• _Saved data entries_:
━━━━━━

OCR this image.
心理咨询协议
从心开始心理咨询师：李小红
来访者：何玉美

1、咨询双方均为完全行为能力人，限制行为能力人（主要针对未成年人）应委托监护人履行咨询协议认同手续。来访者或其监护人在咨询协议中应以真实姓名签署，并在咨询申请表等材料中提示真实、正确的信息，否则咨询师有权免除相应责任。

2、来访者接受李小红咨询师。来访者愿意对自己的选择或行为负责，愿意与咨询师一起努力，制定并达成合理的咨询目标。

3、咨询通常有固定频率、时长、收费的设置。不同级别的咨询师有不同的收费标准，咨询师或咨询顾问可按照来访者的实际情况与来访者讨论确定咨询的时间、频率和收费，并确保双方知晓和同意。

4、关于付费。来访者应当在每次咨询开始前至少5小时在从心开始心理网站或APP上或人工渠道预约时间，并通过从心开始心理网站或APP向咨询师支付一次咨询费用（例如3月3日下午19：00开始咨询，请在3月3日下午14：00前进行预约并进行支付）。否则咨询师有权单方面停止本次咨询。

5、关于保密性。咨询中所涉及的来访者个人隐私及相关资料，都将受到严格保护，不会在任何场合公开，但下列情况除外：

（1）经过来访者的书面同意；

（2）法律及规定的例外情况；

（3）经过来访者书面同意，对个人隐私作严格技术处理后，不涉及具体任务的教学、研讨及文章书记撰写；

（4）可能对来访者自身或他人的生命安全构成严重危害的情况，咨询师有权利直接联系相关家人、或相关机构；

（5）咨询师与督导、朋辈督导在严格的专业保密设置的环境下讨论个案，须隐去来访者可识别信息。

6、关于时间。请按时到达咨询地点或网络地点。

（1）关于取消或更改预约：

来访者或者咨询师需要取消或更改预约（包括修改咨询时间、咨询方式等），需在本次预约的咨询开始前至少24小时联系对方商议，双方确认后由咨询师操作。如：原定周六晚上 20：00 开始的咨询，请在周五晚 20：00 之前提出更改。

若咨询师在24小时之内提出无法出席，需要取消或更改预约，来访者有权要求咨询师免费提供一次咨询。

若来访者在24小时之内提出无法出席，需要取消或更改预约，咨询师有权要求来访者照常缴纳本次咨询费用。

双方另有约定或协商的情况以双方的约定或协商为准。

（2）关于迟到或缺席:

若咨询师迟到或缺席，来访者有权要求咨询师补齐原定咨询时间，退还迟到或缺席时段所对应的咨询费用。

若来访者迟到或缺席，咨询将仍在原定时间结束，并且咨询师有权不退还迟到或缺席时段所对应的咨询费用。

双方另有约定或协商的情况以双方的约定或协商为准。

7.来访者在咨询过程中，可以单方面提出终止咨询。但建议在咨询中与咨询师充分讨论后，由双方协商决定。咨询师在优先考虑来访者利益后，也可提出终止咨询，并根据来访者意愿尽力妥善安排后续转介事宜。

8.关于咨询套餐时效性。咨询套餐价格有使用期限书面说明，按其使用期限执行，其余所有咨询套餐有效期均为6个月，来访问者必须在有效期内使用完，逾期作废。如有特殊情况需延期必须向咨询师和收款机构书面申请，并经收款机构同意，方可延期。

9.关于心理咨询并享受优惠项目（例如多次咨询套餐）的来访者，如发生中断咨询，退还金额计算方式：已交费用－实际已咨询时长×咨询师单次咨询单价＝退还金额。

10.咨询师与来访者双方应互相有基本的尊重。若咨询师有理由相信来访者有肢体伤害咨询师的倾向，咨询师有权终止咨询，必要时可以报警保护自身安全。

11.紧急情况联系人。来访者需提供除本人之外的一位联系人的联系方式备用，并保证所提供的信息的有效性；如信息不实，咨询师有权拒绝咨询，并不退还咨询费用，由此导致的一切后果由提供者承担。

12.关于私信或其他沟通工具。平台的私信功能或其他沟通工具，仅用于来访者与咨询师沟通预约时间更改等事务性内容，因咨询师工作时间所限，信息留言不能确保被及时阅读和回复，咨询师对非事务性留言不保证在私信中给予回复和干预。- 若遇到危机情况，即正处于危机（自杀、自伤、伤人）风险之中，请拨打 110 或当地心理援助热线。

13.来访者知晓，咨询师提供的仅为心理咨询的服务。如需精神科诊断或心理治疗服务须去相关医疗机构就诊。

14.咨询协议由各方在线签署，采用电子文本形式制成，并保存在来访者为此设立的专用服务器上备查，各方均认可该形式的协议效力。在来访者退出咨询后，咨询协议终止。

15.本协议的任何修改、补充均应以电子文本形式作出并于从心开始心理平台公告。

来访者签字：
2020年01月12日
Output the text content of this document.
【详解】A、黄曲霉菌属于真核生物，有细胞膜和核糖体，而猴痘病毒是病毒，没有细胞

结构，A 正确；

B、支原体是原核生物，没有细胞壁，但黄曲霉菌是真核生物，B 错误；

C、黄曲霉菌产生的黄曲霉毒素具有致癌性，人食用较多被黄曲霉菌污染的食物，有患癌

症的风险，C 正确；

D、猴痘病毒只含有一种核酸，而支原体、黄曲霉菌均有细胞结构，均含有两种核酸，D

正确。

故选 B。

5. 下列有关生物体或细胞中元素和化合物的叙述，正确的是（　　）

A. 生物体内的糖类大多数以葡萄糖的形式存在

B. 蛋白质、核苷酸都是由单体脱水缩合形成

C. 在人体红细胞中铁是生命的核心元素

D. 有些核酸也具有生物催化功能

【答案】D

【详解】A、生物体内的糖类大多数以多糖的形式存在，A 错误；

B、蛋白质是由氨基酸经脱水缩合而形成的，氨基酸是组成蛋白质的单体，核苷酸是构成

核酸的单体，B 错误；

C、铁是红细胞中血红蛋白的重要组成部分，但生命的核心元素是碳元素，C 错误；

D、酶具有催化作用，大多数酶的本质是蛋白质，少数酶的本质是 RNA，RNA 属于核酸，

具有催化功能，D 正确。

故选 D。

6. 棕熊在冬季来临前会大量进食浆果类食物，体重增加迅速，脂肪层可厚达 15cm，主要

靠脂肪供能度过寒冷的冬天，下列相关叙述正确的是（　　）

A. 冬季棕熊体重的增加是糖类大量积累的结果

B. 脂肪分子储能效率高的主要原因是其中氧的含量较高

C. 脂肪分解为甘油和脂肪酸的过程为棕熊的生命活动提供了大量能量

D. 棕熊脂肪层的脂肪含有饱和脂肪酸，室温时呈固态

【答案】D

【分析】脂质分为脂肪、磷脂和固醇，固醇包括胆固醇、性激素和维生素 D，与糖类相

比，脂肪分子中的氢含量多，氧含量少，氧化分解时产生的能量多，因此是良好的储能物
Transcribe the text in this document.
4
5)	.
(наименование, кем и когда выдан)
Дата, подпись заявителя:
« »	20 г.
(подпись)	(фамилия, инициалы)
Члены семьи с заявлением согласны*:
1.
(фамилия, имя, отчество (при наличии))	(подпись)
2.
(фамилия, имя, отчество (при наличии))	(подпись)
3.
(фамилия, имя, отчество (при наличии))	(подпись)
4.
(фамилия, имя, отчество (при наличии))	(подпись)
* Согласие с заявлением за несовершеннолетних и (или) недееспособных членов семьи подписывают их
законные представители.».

━━━━━━

• _SET PROBLEM_:
Scan the material above. Copy each line where "семьи" occurs.

• _SOLUTION TO THIS TASK_:
Члены семьи с заявлением согласны*:
* Согласие с заявлением за несовершеннолетних и (или) недееспособных членов семьи подписывают их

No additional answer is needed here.